══ Extracted entries ══

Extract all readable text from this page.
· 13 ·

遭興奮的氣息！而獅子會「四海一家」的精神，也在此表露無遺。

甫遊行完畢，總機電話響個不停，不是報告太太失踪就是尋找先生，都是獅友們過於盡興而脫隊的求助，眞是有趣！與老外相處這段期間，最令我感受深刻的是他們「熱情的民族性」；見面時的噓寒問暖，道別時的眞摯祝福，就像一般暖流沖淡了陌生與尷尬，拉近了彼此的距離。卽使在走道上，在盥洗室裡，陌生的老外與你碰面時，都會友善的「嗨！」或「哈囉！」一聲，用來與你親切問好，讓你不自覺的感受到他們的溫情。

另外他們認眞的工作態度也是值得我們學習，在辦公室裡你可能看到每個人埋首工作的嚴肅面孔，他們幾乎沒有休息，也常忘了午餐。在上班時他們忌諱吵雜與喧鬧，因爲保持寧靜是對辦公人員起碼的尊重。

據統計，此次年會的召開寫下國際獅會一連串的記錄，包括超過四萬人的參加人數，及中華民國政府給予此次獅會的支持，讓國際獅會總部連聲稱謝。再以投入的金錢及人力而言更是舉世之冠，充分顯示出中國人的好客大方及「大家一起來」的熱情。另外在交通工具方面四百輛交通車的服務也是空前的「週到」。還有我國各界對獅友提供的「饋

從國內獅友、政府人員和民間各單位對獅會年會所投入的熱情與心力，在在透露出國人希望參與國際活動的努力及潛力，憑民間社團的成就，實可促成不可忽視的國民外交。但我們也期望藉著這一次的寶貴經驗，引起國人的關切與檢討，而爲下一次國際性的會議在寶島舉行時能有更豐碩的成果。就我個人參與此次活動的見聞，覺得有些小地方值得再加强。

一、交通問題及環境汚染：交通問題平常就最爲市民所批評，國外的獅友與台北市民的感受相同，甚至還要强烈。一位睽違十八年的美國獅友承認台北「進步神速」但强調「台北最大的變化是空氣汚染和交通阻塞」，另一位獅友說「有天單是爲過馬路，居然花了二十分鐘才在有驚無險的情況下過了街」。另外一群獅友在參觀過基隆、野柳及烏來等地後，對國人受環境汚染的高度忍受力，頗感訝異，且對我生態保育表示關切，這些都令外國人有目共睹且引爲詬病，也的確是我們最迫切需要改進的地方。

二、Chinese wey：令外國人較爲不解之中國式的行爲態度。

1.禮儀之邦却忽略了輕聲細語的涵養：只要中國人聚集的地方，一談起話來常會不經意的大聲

═══

## Exercise requirements
All of the data shown above must be copied exactly.

## Response to the exercise
Extract all readable text from this page.
· 13 ·

遭興奮的氣息！而獅子會「四海一家」的精神，也在此表露無遺。

甫遊行完畢，總機電話響個不停，不是報告太太失踪就是尋找先生，都是獅友們過於盡興而脫隊的求助，眞是有趣！與老外相處這段期間，最令我感受深刻的是他們「熱情的民族性」；見面時的噓寒問暖，道別時的眞摯祝福，就像一般暖流沖淡了陌生與尷尬，拉近了彼此的距離。卽使在走道上，在盥洗室裡，陌生的老外與你碰面時，都會友善的「嗨！」或「哈囉！」一聲，用來與你親切問好，讓你不自覺的感受到他們的溫情。

另外他們認眞的工作態度也是值得我們學習，在辦公室裡你可能看到每個人埋首工作的嚴肅面孔，他們幾乎沒有休息，也常忘了午餐。在上班時他們忌諱吵雜與喧鬧，因爲保持寧靜是對辦公人員起碼的尊重。

據統計，此次年會的召開寫下國際獅會一連串的記錄，包括超過四萬人的參加人數，及中華民國政府給予此次獅會的支持，讓國際獅會總部連聲稱謝。再以投入的金錢及人力而言更是舉世之冠，充分顯示出中國人的好客大方及「大家一起來」的熱情。另外在交通工具方面四百輛交通車的服務也是空前的「週到」。還有我國各界對獅友提供的「饋

從國內獅友、政府人員和民間各單位對獅會年會所投入的熱情與心力，在在透露出國人希望參與國際活動的努力及潛力，憑民間社團的成就，實可促成不可忽視的國民外交。但我們也期望藉著這一次的寶貴經驗，引起國人的關切與檢討，而爲下一次國際性的會議在寶島舉行時能有更豐碩的成果。就我個人參與此次活動的見聞，覺得有些小地方值得再加强。

一、交通問題及環境汚染：交通問題平常就最爲市民所批評，國外的獅友與台北市民的感受相同，甚至還要强烈。一位睽違十八年的美國獅友承認台北「進步神速」但强調「台北最大的變化是空氣汚染和交通阻塞」，另一位獅友說「有天單是爲過馬路，居然花了二十分鐘才在有驚無險的情況下過了街」。另外一群獅友在參觀過基隆、野柳及烏來等地後，對國人受環境汚染的高度忍受力，頗感訝異，且對我生態保育表示關切，這些都令外國人有目共睹且引爲詬病，也的確是我們最迫切需要改進的地方。

二、Chinese wey：令外國人較爲不解之中國式的行爲態度。

1.禮儀之邦却忽略了輕聲細語的涵養：只要中國人聚集的地方，一談起話來常會不經意的大聲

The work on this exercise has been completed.